- [Data provided]:
====
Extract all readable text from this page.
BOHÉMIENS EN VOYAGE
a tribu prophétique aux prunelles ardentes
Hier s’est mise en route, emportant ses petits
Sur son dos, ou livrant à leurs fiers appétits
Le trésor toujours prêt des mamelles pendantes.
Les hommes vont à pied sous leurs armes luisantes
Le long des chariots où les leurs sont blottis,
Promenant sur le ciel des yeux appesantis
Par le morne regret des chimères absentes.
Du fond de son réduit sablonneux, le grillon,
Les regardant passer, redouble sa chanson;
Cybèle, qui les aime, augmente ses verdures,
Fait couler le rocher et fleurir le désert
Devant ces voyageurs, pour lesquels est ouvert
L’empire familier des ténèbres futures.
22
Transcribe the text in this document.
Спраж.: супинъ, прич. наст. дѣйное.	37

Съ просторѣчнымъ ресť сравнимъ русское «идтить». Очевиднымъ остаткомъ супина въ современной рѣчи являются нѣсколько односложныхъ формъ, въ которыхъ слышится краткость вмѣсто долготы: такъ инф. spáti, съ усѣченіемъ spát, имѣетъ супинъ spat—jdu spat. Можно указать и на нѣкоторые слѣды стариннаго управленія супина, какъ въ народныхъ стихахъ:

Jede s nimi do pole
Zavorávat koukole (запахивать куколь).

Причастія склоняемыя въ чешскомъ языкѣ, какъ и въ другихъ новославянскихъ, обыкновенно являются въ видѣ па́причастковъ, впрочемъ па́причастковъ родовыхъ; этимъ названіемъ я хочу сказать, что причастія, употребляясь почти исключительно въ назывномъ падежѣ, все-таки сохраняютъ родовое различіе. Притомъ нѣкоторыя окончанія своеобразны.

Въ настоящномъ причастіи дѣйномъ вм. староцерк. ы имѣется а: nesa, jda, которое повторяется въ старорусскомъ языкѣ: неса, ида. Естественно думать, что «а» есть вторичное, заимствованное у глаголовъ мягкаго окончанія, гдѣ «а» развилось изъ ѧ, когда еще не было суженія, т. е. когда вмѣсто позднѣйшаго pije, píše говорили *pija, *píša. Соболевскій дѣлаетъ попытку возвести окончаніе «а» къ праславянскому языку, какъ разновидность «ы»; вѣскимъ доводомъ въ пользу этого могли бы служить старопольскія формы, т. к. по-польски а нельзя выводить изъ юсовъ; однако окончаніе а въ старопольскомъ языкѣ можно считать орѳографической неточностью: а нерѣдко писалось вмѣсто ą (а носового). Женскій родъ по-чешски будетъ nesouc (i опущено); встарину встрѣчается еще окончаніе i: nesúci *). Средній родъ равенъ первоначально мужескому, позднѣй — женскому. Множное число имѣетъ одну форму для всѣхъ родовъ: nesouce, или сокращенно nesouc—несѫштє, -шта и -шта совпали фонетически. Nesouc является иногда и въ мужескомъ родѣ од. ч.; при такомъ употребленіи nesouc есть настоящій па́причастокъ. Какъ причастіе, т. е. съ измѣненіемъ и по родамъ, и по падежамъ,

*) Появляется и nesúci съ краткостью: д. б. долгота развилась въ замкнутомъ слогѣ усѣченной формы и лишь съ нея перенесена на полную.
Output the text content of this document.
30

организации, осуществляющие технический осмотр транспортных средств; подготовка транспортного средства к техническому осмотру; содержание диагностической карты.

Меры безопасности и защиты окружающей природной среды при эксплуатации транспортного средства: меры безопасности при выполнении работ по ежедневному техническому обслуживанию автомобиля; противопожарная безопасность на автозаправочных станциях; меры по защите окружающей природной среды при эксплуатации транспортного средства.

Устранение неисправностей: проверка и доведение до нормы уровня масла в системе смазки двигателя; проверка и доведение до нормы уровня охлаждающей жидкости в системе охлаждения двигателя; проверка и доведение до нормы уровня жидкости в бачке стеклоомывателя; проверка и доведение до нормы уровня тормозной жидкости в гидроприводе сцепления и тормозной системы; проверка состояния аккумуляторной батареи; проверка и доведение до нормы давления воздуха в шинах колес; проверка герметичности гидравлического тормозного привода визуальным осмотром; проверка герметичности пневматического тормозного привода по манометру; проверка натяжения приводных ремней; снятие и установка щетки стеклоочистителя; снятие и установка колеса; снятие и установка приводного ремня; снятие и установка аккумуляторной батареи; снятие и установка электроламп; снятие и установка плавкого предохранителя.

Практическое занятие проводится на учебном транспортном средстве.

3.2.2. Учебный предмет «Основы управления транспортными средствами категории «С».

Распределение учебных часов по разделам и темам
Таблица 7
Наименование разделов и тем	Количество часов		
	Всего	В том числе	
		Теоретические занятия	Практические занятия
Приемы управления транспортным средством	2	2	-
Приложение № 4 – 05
====
- [What the exercise asks]:
Transcribe exactly, and only, the lines from the one bearing "Output the text content of this document." through the last line of the entries, counting both.

- [Worked solution]:
Output the text content of this document.
30

организации, осуществляющие технический осмотр транспортных средств; подготовка транспортного средства к техническому осмотру; содержание диагностической карты.

Меры безопасности и защиты окружающей природной среды при эксплуатации транспортного средства: меры безопасности при выполнении работ по ежедневному техническому обслуживанию автомобиля; противопожарная безопасность на автозаправочных станциях; меры по защите окружающей природной среды при эксплуатации транспортного средства.

Устранение неисправностей: проверка и доведение до нормы уровня масла в системе смазки двигателя; проверка и доведение до нормы уровня охлаждающей жидкости в системе охлаждения двигателя; проверка и доведение до нормы уровня жидкости в бачке стеклоомывателя; проверка и доведение до нормы уровня тормозной жидкости в гидроприводе сцепления и тормозной системы; проверка состояния аккумуляторной батареи; проверка и доведение до нормы давления воздуха в шинах колес; проверка герметичности гидравлического тормозного привода визуальным осмотром; проверка герметичности пневматического тормозного привода по манометру; проверка натяжения приводных ремней; снятие и установка щетки стеклоочистителя; снятие и установка колеса; снятие и установка приводного ремня; снятие и установка аккумуляторной батареи; снятие и установка электроламп; снятие и установка плавкого предохранителя.

Практическое занятие проводится на учебном транспортном средстве.

3.2.2. Учебный предмет «Основы управления транспортными средствами категории «С».

Распределение учебных часов по разделам и темам
Таблица 7
Наименование разделов и тем	Количество часов		
	Всего	В том числе	
		Теоретические занятия	Практические занятия
Приемы управления транспортным средством	2	2	-
Приложение № 4 – 05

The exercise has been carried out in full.